● Given records
== == ==

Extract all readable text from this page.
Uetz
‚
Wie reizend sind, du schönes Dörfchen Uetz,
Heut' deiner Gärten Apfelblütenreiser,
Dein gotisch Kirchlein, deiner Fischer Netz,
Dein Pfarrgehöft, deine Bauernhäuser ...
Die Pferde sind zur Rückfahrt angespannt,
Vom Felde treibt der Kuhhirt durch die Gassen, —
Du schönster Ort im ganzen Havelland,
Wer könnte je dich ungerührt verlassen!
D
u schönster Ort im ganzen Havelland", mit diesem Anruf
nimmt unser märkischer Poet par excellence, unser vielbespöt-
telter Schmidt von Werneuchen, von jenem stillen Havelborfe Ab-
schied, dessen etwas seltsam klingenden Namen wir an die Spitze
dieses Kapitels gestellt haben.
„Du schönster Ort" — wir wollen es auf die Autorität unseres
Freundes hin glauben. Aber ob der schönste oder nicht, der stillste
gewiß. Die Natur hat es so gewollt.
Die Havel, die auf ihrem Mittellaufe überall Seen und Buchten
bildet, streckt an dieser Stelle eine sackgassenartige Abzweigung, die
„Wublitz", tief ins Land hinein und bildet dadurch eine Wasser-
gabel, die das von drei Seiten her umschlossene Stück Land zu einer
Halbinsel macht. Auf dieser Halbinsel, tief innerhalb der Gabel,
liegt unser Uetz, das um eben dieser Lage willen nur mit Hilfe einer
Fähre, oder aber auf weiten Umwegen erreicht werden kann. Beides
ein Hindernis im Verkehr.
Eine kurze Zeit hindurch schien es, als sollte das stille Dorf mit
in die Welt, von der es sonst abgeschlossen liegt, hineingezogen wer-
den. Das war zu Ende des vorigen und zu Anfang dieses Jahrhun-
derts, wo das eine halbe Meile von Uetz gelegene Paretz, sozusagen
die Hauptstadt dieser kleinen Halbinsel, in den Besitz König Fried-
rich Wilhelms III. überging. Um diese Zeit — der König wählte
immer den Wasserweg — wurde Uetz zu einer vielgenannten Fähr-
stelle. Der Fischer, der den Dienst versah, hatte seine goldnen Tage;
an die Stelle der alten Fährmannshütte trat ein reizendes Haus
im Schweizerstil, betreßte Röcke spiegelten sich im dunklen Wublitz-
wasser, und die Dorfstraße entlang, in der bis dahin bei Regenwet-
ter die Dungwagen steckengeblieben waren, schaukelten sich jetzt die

== == ==

● What is needed
Copy down every line of the entries containing the word "bildet".

● Output
bildet, streckt an dieser Stelle eine sackgassenartige Abzweigung, die
„Wublitz", tief ins Land hinein und bildet dadurch eine Wasser-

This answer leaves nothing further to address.